## Exercise
Copy each line below exactly and leave the pictures out.

## Data shown
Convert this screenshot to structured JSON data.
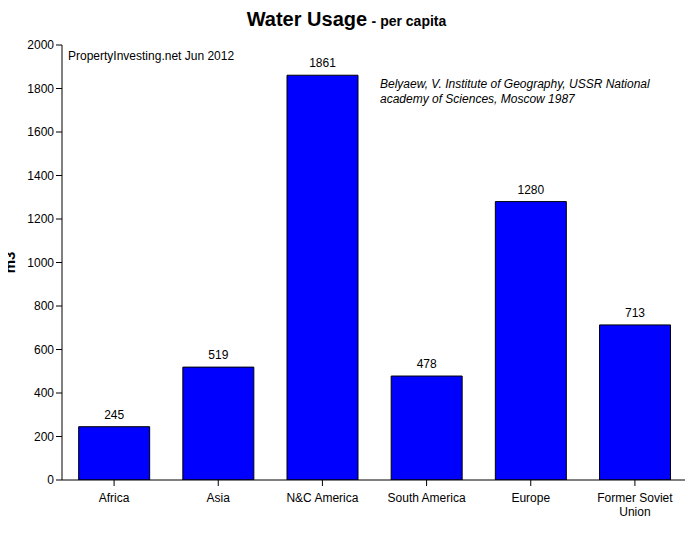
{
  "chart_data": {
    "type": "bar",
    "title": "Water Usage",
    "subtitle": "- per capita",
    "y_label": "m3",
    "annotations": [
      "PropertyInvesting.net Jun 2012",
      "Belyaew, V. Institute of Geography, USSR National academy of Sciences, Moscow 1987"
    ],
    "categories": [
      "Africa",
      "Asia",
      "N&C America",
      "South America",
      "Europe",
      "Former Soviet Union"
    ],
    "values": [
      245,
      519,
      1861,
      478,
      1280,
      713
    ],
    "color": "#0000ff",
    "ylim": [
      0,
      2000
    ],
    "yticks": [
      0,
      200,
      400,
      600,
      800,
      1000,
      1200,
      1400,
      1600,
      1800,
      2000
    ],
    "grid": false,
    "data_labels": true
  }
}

## Solution
Convert this screenshot to structured JSON data.
{
  "chart_data": {
    "type": "bar",
    "title": "Water Usage",
    "subtitle": "- per capita",
    "y_label": "m3",
    "annotations": [
      "PropertyInvesting.net Jun 2012",
      "Belyaew, V. Institute of Geography, USSR National academy of Sciences, Moscow 1987"
    ],
    "categories": [
      "Africa",
      "Asia",
      "N&C America",
      "South America",
      "Europe",
      "Former Soviet Union"
    ],
    "values": [
      245,
      519,
      1861,
      478,
      1280,
      713
    ],
    "color": "#0000ff",
    "ylim": [
      0,
      2000
    ],
    "yticks": [
      0,
      200,
      400,
      600,
      800,
      1000,
      1200,
      1400,
      1600,
      1800,
      2000
    ],
    "grid": false,
    "data_labels": true
  }
}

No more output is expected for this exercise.